Exercise requirements:
An exact copy of every record is needed.

Data in this exercise:
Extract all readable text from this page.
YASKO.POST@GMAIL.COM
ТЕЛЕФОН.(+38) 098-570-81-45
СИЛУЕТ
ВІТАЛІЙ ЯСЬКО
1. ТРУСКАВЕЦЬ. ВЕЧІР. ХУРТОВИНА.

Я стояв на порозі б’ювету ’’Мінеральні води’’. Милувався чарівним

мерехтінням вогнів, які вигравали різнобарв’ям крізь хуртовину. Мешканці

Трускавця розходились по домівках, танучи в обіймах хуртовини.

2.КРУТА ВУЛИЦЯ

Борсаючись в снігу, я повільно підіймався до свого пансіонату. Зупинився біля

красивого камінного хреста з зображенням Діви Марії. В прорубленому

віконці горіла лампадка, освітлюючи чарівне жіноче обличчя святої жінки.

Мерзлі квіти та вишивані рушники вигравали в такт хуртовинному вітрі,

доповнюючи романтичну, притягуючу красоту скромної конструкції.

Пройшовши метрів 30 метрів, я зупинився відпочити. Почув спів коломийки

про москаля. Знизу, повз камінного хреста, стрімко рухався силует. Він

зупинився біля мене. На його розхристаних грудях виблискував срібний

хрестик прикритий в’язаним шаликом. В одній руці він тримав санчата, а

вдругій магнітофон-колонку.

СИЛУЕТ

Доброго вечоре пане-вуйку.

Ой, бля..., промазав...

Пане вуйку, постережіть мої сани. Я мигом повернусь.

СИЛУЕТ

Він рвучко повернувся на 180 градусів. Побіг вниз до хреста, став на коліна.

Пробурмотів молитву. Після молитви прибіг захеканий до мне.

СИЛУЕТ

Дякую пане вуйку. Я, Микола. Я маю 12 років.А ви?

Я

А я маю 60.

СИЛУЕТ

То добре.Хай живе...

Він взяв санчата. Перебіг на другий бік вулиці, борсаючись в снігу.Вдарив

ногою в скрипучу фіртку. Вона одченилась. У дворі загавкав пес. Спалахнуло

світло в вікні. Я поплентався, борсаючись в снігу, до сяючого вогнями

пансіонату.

Final answer:
Extract all readable text from this page.
YASKO.POST@GMAIL.COM
ТЕЛЕФОН.(+38) 098-570-81-45
СИЛУЕТ
ВІТАЛІЙ ЯСЬКО
1. ТРУСКАВЕЦЬ. ВЕЧІР. ХУРТОВИНА.

Я стояв на порозі б’ювету ’’Мінеральні води’’. Милувався чарівним

мерехтінням вогнів, які вигравали різнобарв’ям крізь хуртовину. Мешканці

Трускавця розходились по домівках, танучи в обіймах хуртовини.

2.КРУТА ВУЛИЦЯ

Борсаючись в снігу, я повільно підіймався до свого пансіонату. Зупинився біля

красивого камінного хреста з зображенням Діви Марії. В прорубленому

віконці горіла лампадка, освітлюючи чарівне жіноче обличчя святої жінки.

Мерзлі квіти та вишивані рушники вигравали в такт хуртовинному вітрі,

доповнюючи романтичну, притягуючу красоту скромної конструкції.

Пройшовши метрів 30 метрів, я зупинився відпочити. Почув спів коломийки

про москаля. Знизу, повз камінного хреста, стрімко рухався силует. Він

зупинився біля мене. На його розхристаних грудях виблискував срібний

хрестик прикритий в’язаним шаликом. В одній руці він тримав санчата, а

вдругій магнітофон-колонку.

СИЛУЕТ

Доброго вечоре пане-вуйку.

Ой, бля..., промазав...

Пане вуйку, постережіть мої сани. Я мигом повернусь.

СИЛУЕТ

Він рвучко повернувся на 180 градусів. Побіг вниз до хреста, став на коліна.

Пробурмотів молитву. Після молитви прибіг захеканий до мне.

СИЛУЕТ

Дякую пане вуйку. Я, Микола. Я маю 12 років.А ви?

Я

А я маю 60.

СИЛУЕТ

То добре.Хай живе...

Він взяв санчата. Перебіг на другий бік вулиці, борсаючись в снігу.Вдарив

ногою в скрипучу фіртку. Вона одченилась. У дворі загавкав пес. Спалахнуло

світло в вікні. Я поплентався, борсаючись в снігу, до сяючого вогнями

пансіонату.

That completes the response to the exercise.